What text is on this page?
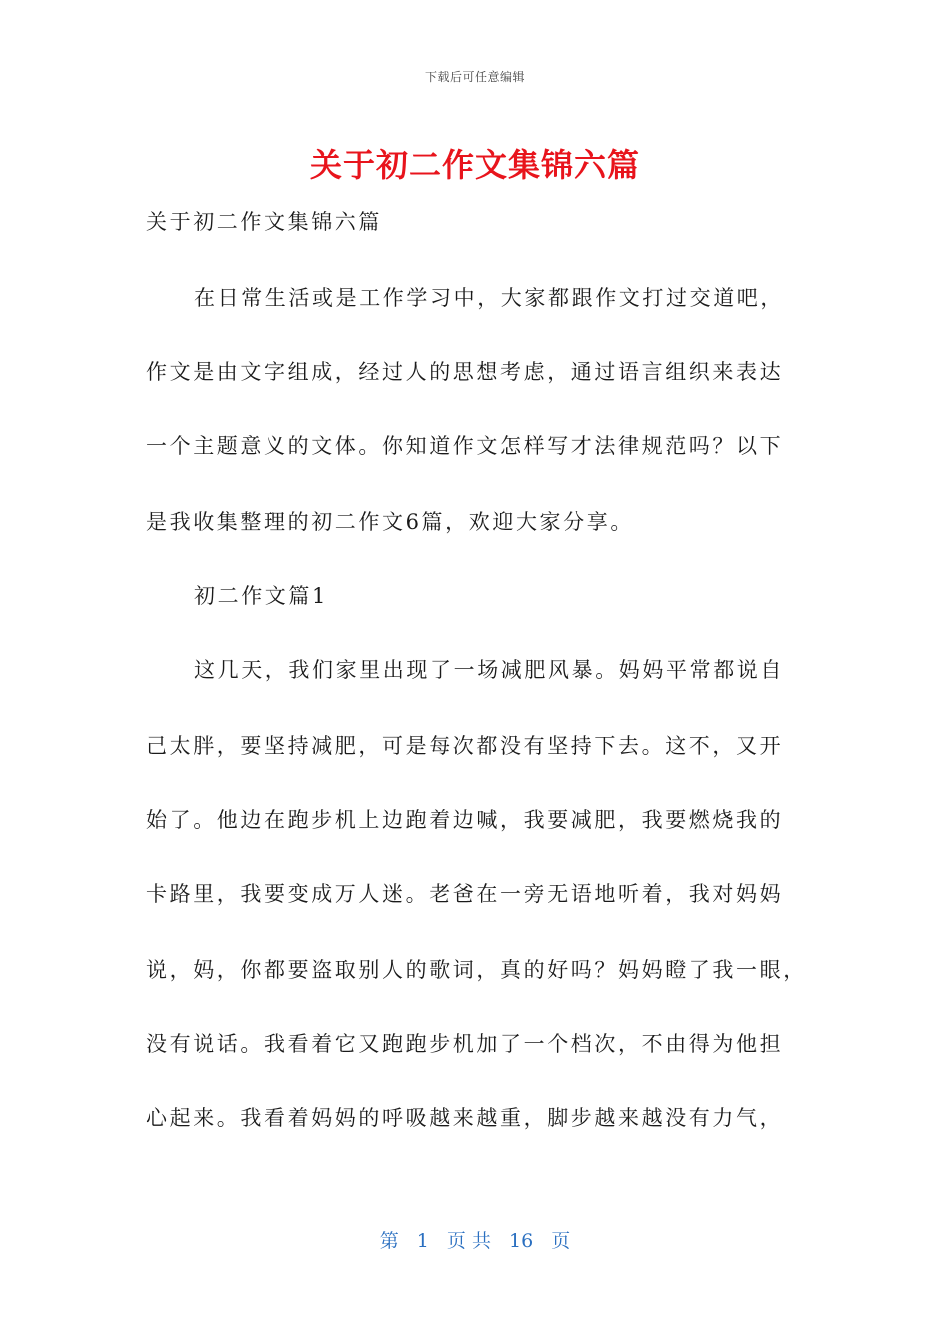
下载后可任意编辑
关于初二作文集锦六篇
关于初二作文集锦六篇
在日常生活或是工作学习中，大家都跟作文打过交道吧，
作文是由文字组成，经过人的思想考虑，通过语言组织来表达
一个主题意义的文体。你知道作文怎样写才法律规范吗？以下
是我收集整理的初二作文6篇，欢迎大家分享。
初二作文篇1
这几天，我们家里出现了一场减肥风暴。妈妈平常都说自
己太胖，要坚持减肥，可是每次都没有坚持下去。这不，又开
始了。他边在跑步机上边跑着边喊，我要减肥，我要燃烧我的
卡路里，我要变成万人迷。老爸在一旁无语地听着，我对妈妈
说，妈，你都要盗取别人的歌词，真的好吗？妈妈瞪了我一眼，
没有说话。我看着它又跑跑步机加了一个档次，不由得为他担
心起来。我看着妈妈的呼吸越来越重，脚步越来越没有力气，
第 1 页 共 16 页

...

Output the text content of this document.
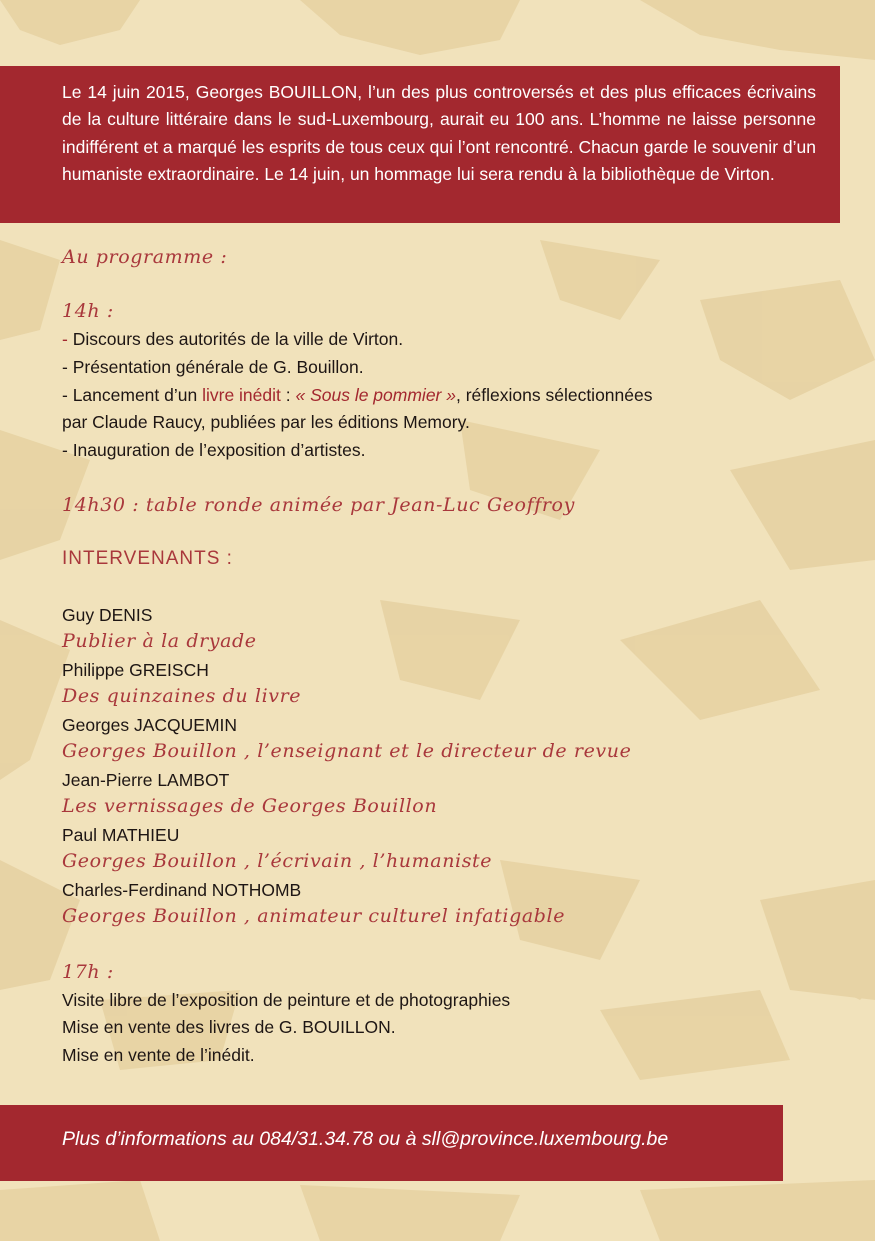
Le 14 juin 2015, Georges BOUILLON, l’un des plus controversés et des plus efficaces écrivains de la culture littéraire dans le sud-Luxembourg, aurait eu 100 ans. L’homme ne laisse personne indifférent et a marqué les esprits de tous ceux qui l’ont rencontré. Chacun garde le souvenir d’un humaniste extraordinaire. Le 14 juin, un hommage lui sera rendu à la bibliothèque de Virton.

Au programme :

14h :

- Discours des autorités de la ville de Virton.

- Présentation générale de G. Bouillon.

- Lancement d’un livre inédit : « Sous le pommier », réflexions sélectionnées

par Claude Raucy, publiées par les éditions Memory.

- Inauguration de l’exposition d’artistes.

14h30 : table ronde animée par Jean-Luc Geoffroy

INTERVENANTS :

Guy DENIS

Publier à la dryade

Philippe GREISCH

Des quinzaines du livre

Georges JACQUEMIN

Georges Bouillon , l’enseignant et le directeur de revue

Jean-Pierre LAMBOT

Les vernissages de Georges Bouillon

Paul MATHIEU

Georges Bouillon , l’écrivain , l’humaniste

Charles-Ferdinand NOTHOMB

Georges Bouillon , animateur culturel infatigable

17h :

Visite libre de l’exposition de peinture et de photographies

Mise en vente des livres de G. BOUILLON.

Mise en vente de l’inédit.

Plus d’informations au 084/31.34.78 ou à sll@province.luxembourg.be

WRITTEN TASK => Tally how many lines of the material contain the word "exposition". The answer must be the number and nothing else.

FULL OUTPUT => 2